## Stored data entries

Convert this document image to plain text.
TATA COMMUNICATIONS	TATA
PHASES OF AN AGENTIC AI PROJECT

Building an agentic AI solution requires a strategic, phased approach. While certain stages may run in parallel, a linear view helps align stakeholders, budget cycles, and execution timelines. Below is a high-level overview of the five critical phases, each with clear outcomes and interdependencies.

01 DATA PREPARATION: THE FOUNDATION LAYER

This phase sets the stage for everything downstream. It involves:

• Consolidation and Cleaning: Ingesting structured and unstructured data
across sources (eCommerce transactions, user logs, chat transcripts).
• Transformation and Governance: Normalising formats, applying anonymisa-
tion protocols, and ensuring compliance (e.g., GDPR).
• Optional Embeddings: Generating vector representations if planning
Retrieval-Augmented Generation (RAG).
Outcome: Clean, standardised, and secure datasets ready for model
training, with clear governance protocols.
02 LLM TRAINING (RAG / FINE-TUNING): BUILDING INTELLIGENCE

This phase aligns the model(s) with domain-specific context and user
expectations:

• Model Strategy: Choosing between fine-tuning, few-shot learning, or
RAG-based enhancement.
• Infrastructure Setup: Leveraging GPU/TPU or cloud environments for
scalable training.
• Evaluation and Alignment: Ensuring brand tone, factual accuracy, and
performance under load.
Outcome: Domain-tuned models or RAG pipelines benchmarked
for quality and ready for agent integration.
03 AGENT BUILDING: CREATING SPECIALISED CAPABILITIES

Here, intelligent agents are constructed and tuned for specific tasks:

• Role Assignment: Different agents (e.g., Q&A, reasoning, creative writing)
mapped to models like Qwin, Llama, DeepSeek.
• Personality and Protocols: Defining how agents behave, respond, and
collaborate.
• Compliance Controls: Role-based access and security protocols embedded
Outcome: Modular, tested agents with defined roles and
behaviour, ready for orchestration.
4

## STATED EXERCISE
Copy and report every line where the word "specific" is present.

## RESULT OF THIS TASK
This phase aligns the model(s) with domain-specific context and user
Here, intelligent agents are constructed and tuned for specific tasks:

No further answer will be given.